■ Goal of the exercise:
Can you output the material exactly as written, minus any pictures it holds?

■ Supplied records:
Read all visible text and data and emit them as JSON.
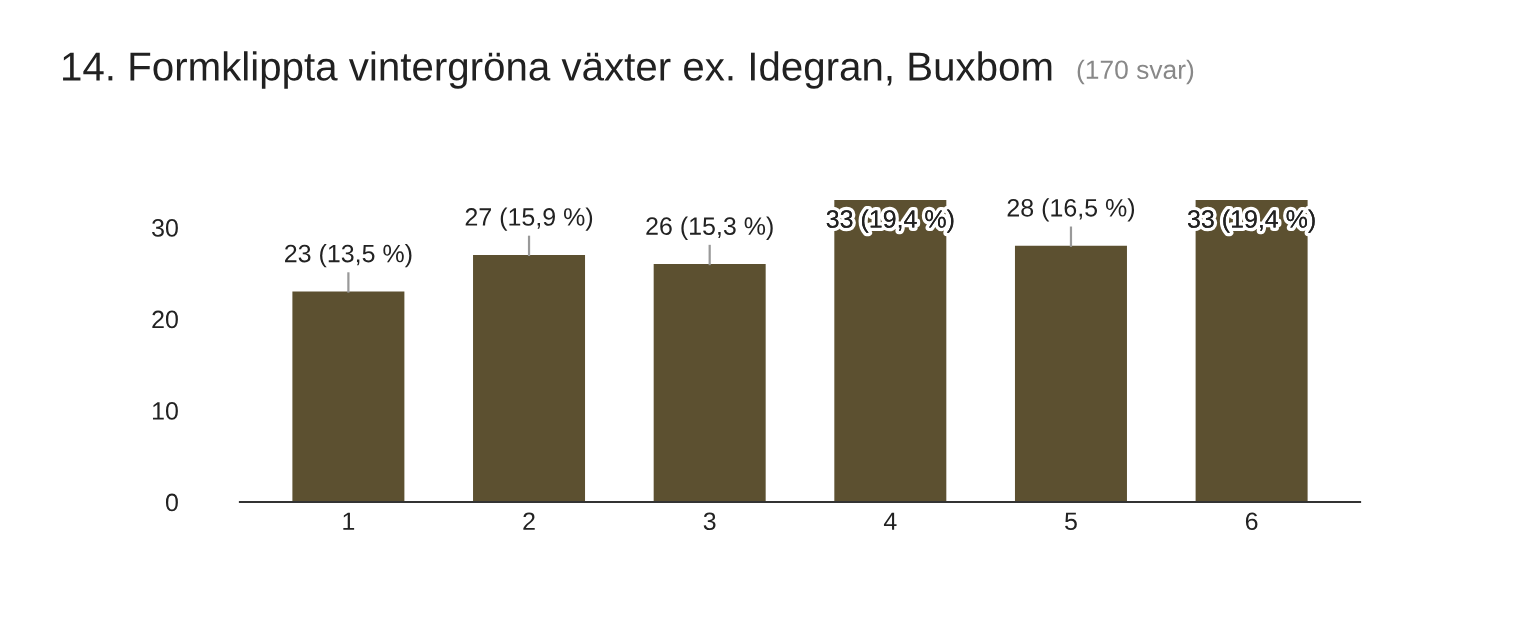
{
  "chart_data": {
    "type": "bar",
    "title": "14. Formklippta vintergröna växter ex. Idegran, Buxbom",
    "subtitle": "(170 svar)",
    "categories": [
      "1",
      "2",
      "3",
      "4",
      "5",
      "6"
    ],
    "values": [
      23,
      27,
      26,
      33,
      28,
      33
    ],
    "value_labels": [
      "23 (13,5 %)",
      "27 (15,9 %)",
      "26 (15,3 %)",
      "33 (19,4 %)",
      "28 (16,5 %)",
      "33 (19,4 %)"
    ],
    "color": "#5c5030",
    "ylim": [
      0,
      33
    ],
    "yticks": [
      0,
      10,
      20,
      30
    ],
    "grid": false,
    "legend": false
  }
}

■ The answer:
Read all visible text and data and emit them as JSON.
{
  "chart_data": {
    "type": "bar",
    "title": "14. Formklippta vintergröna växter ex. Idegran, Buxbom",
    "subtitle": "(170 svar)",
    "categories": [
      "1",
      "2",
      "3",
      "4",
      "5",
      "6"
    ],
    "values": [
      23,
      27,
      26,
      33,
      28,
      33
    ],
    "value_labels": [
      "23 (13,5 %)",
      "27 (15,9 %)",
      "26 (15,3 %)",
      "33 (19,4 %)",
      "28 (16,5 %)",
      "33 (19,4 %)"
    ],
    "color": "#5c5030",
    "ylim": [
      0,
      33
    ],
    "yticks": [
      0,
      10,
      20,
      30
    ],
    "grid": false,
    "legend": false
  }
}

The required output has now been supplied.